「クイーン降臨!」ちはやふる 下の句 movie mammaさんの映画レビュー(感想・評価)
クイーン降臨!
個人対団体どちらが、純粋なかるたと言えるのか?
を問われる本作。
東京瑞沢を率いるちはやや部長太一とともに、机くん肉まんくん奏ちゃんも力を付けて、全国大会に進めるチームになった2作目。
東京大会を突破すると、競合北央高校のドS須藤清水尋也がなんと、北央を作り上げてきた秘伝の戦略本をちはやに託してくれる。
ちはやは、電話越しにかるたをやめると言った福井にいる新の真意を聞くため、太一と福井へ。
新は、A級に上がれた大会に出た事で留守中にかるた名人祖父を亡くし、深い喪失と悲しみからかるた意欲をなくしていた。
新は心配な状態だが、かるたで強くなって待っていようという太一と、もっともっと強くなるためにクイーンを目指すちはや。
離れていても、太一は流れが悪い時の秘訣を新に聞き、新の祖父譲りの秘訣「立ち上がってかるたが1番楽しかった時のことを思い出す」を教わるなど友情は健在。
後半でも、ちはやもその秘訣を使うが、ちはやが大事な大会で思い出す、かるたが1番楽しかった瞬間は、新・太一・みんな、らしい。
あちゃー、毎日部活で一緒の仲間も、まだ、みんなにくくられてしまうのかーと少し寂しい。
作中みんなもそう感じるようで、新をめぐり、クイーンしか見えなくなっているちはやと、新にちはやを取られそうで調子が狂っている太一を、周りのみんなは1人じゃないんだからもっと頼ってと言ってくれる。
おかげで、チーム感溢れる今作。
頭も俊敏さも耐久力も必要な競技かるた。
進学校だからこその心技体揃ったスピード感ある試合、頭脳ゆえ個人感覚に陥りがちなところが、同レベルの頭脳同士の対戦やチームだと充実感楽しさが満ち溢れて更なる強化になるところなど、見ていて、低次元な人間関係が介入せずとても楽しい。
クイーン連覇の詩暢さんも、ちはやも、ダディベアやスノー丸が好きで、新を好きで、精神年齢とかるたこそ詩暢が上だが、親友同士になれそうな予感。
全国大会は、決勝トーナメント敗退。
個人戦はちはやはクイーンの詩暢に破れるもかるたの楽しさを一層感じる。
結びを見て、この戦績は高2のものだったと理解した。
そういえば下の句の最初で新を訪ねた時既に春だったから、高2の春だったと言うことか。

* _課題 1_: 本文のうち「作中みんなもそう感じるようで」で始まる段落を、主な内容を残して短く書き直してください。

* _項目一覧_:
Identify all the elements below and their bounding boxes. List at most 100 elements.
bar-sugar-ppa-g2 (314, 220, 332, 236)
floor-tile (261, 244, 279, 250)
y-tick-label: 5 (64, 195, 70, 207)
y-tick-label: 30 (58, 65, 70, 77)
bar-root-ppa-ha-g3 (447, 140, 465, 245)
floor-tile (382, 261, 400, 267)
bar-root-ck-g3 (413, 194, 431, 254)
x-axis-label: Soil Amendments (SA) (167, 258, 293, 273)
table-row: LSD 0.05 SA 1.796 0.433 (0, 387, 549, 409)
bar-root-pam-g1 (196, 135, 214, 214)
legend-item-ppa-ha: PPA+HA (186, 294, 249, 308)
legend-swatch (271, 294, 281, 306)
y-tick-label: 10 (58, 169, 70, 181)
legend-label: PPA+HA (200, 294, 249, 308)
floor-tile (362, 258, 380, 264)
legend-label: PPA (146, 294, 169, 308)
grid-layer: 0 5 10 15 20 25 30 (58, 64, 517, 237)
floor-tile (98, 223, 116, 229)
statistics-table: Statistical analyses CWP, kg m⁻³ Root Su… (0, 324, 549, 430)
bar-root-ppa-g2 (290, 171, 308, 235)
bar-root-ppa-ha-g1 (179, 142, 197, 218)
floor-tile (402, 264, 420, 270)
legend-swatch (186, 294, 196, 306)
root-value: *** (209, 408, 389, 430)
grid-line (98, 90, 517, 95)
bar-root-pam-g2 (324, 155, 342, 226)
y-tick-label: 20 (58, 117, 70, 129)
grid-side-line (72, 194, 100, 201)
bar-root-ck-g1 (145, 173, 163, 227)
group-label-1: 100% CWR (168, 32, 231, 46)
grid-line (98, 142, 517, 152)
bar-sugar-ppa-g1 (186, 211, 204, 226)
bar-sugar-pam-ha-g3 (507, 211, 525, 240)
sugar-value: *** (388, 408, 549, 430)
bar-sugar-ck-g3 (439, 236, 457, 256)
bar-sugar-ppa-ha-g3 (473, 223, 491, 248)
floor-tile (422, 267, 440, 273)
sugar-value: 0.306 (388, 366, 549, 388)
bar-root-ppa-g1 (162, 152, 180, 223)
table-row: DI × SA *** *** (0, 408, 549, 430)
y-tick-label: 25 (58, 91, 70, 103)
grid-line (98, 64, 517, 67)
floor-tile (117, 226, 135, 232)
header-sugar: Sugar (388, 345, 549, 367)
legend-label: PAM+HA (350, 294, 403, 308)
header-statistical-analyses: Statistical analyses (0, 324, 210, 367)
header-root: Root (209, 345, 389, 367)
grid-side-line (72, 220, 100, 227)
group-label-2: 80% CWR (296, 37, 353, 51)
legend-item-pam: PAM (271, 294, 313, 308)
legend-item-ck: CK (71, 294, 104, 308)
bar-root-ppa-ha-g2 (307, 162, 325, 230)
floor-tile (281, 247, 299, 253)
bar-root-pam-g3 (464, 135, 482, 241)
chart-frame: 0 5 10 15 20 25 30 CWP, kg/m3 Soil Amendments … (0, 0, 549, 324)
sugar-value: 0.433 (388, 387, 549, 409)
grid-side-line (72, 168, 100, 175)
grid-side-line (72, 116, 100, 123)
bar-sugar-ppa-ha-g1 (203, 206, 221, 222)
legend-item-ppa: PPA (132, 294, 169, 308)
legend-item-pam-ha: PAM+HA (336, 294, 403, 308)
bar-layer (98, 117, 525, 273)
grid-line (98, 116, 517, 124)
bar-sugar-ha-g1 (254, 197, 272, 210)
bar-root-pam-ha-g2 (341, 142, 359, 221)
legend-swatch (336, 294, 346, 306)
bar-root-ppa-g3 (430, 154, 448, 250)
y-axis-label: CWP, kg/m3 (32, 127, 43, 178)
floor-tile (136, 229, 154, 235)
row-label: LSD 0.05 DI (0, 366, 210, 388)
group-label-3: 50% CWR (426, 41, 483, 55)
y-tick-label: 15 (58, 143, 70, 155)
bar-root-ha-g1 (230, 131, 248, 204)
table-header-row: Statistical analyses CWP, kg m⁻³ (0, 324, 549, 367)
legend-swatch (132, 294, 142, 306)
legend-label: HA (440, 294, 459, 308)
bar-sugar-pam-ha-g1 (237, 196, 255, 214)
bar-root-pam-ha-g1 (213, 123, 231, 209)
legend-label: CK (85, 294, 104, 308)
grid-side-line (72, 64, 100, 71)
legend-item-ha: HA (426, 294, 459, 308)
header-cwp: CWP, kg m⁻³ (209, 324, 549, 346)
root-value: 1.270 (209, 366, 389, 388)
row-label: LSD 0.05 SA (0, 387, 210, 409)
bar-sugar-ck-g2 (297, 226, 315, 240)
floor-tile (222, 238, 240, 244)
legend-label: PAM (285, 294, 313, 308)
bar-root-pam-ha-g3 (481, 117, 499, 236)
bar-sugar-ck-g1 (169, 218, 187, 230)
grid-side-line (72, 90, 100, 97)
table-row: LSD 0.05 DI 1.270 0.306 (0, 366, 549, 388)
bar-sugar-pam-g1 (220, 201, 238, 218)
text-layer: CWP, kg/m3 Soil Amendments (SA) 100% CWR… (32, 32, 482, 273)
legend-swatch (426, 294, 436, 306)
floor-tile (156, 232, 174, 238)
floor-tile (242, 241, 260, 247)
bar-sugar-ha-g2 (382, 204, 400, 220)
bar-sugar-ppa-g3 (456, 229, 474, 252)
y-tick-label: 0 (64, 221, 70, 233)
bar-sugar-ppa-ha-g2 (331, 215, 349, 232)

* _課題 2_: 記録の先頭から始まり「bar-root-ppa-ha-g3 (447, 140, 465, 245)」を含む行で終わる範囲を、「y-tick-label」を「y-axis-tick」に置き換え、ほかは変えずに編集して示してください。

* _解答例 1_: 作中の仲間たちも同じように感じており、新をめぐってクイーンしか見えなくなっているちはやと、新にちはやを取られそうで調子が狂っている太一に、1人じゃないのだからもっと頼ってと声をかける。

* _解答例 2_:
Identify all the elements below and their bounding boxes. List at most 100 elements.
bar-sugar-ppa-g2 (314, 220, 332, 236)
floor-tile (261, 244, 279, 250)
y-axis-tick: 5 (64, 195, 70, 207)
y-axis-tick: 30 (58, 65, 70, 77)
bar-root-ppa-ha-g3 (447, 140, 465, 245)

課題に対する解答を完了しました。